Given task 1: In the article about Vanessa Vallejo's report on a FARC senator, rewrite the stretch from "The Colombian people" through "to the FARC.", substituting "plebiscite" for "referendum".

“Of course I’m afraid,” journalist Vanessa Vallejo, editor-in-chief of the Pan-American Post, told the Spanish radio broadcast Es la Mañana de Federico on Tuesday, describing how the Colombian court system ordered her to “correct” an accurate report identifying a FARC senator as a child rapist.
Vallejo, now settled in the United States, wrote an article in August, citing the testimony of victims of the Marxist Revolutionary Armed Forces of Colombia (FARC), accusing Senator Carlos Lozada of raping boys and girls while he served as a senior member of the communist terrorist organization. Lozada became a senator as part of the “peace deal” brokered by the Cuban communist regime between the FARC and President Juan Manuel Santos in 2016, which gifted the terrorist group five seats in the Colombian Senate and five in the lower house, the Chamber of Deputies, uncontested. FARC terrorists could also compete for any other open seat.
The Colombian people voted against the deal in a national referendum, but Santos overrode the vote by pushing the deal through the legislature, despite the fact that passing the deal without democratic approval was unconstitutional. The deal also created a parallel justice system that allows the government to absolve any FARC terrorist found guilty of “political crimes,” a term that remains unclearly defined, and reintegrate them into society without punishment. The “transitional justice” system – named so because it aspires to transition terrorists into law-abiding society – largely ignores the many sexual crimes attributed to the FARC.
Santos won the 2016 Nobel Peace Prize for his efforts. The intermediary in this deal, the communist Castro regime, won having its name removed from the U.S. State Department list of State Sponsors of Terrorism that year by President Barack Obama, even though Havana was openly harboring and advocating for the FARC, a U.S.-designated Foreign Terrorist Organization.
Vallejo’s offending article, titled, “The Rapists Who Are ‘Honorable’ Congressmen in Colombia,” described how children abducted into the FARC and raised to become terrorists feared Lozada as a particularly violent rapist:
The FARC criminals are free, and several are now making the laws of our country. One of them is “honorable” senator Carlos Antonio Lozada. Lorena Murcia, whom FARC recruited when she was a child and is now an activist with the Rosa Blanca Corporation, recalls that Lozada was known as “tornillo” (screw) or screw because he raped the children who arrived at the camp. “Whenever he arrived in the ranks, the boys said that screw has arrived,” says the brave Lorena.
Lozada’s case is absurd and completely irrational; it only happens in Colombia. There is no decent country where someone like “screw” is a member of Congress instead of being in jail.
“Narco-traffickers, rapists, and pedophiles roam around the Colombian Congress as if nothing had happened,” Vallejo lamented, noting that the exemptions for child rape that FARC lawmakers are now attempting to push through Congress would not only help them evade justice, but protect future rapists and pedophiles potentially unaffiliated to the Marxist group.
Lozada, she also noted, was one of several FARC lawmakers that escaped victims have identified as child rapists. She makes the case that Santos’ legal policy protects for sexual crimes against children, in addition to those for war crimes, suggest “raping children is something necessary to establish socialism, and that is why the transitional justice system judges the crime as a political one.”

Task inputs:

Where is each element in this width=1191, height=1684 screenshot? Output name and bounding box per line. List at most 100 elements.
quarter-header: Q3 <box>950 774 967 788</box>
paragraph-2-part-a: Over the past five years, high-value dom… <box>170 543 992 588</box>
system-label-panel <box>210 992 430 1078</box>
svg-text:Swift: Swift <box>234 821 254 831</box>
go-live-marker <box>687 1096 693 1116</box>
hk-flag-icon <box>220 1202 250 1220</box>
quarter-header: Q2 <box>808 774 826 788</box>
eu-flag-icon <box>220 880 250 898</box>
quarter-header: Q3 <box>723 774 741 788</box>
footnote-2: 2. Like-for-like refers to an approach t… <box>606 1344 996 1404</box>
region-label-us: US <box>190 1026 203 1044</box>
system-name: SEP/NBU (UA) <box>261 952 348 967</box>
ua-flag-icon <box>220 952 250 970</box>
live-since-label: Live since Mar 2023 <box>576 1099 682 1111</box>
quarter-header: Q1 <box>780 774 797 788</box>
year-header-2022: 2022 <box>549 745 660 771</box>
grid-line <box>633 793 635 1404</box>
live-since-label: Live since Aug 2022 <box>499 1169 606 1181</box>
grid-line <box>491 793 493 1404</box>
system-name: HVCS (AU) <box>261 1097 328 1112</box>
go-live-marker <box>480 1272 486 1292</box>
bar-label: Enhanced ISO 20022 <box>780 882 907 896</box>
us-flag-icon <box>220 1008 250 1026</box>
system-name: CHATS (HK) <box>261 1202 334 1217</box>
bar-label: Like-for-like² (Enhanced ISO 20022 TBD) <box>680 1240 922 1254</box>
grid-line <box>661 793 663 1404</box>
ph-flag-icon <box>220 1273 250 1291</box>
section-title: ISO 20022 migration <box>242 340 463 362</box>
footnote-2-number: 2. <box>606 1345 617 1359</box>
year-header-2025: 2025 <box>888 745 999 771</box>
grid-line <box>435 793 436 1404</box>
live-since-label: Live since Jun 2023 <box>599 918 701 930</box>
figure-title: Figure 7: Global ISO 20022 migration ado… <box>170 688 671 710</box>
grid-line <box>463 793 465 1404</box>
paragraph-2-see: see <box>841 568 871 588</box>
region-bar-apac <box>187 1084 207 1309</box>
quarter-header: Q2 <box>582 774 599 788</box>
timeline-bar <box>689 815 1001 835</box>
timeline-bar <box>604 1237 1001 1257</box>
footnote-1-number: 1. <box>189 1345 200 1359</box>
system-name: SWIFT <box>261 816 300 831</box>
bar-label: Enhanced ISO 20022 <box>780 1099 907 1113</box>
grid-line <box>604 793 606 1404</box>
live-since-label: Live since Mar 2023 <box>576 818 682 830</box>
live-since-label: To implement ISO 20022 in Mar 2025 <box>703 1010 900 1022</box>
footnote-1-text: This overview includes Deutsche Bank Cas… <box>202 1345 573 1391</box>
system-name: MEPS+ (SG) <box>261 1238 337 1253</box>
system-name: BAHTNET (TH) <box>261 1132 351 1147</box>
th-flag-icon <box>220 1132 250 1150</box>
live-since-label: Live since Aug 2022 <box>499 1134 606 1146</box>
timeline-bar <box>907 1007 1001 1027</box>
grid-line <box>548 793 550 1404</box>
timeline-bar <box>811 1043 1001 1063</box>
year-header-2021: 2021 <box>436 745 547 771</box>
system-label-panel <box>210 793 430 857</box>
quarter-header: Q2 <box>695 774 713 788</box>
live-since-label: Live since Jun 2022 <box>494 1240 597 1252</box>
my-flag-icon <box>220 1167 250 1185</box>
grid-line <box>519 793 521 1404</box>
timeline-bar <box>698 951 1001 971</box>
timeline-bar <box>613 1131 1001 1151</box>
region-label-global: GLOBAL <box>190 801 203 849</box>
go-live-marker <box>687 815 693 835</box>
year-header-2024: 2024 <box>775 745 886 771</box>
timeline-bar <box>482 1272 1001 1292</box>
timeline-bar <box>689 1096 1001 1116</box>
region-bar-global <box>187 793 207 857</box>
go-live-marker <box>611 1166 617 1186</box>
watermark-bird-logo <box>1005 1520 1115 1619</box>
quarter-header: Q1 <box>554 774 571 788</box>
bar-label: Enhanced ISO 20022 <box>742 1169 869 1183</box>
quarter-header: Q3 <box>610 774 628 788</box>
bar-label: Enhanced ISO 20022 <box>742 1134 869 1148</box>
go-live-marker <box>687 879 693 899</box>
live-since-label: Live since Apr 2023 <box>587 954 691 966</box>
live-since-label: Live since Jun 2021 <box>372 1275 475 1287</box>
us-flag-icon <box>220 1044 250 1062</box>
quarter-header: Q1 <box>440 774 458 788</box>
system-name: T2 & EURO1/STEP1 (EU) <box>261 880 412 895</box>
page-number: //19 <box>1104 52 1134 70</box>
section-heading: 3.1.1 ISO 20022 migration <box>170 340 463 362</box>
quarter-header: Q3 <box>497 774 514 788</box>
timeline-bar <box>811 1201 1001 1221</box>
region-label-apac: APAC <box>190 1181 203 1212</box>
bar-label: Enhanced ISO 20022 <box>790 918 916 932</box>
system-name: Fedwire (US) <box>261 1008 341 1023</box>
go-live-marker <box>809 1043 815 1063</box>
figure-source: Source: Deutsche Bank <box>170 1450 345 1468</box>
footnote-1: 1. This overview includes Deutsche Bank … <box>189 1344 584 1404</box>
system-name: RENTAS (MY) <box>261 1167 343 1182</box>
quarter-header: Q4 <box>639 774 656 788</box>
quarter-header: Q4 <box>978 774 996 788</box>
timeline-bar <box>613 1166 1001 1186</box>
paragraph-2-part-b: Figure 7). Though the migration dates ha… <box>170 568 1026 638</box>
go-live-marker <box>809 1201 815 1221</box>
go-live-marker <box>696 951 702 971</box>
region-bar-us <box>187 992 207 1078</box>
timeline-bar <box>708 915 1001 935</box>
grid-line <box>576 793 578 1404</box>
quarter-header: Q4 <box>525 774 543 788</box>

Given task 2: Reproduce the stretch of the listing from its first line through the line containing "eu-flag-icon <box>220 880 250 898</box>", word for word.

Answer 1:
The Colombian people voted against the deal in a national plebiscite, but Santos overrode the vote by pushing the deal through the legislature, despite the fact that passing the deal without democratic approval was unconstitutional. The deal also created a parallel justice system that allows the government to absolve any FARC terrorist found guilty of “political crimes,” a term that remains unclearly defined, and reintegrate them into society without punishment. The “transitional justice” system – named so because it aspires to transition terrorists into law-abiding society – largely ignores the many sexual crimes attributed to the FARC.

Answer 2:
Where is each element in this width=1191, height=1684 screenshot? Output name and bounding box per line. List at most 100 elements.
quarter-header: Q3 <box>950 774 967 788</box>
paragraph-2-part-a: Over the past five years, high-value dom… <box>170 543 992 588</box>
system-label-panel <box>210 992 430 1078</box>
svg-text:Swift: Swift <box>234 821 254 831</box>
go-live-marker <box>687 1096 693 1116</box>
hk-flag-icon <box>220 1202 250 1220</box>
quarter-header: Q2 <box>808 774 826 788</box>
eu-flag-icon <box>220 880 250 898</box>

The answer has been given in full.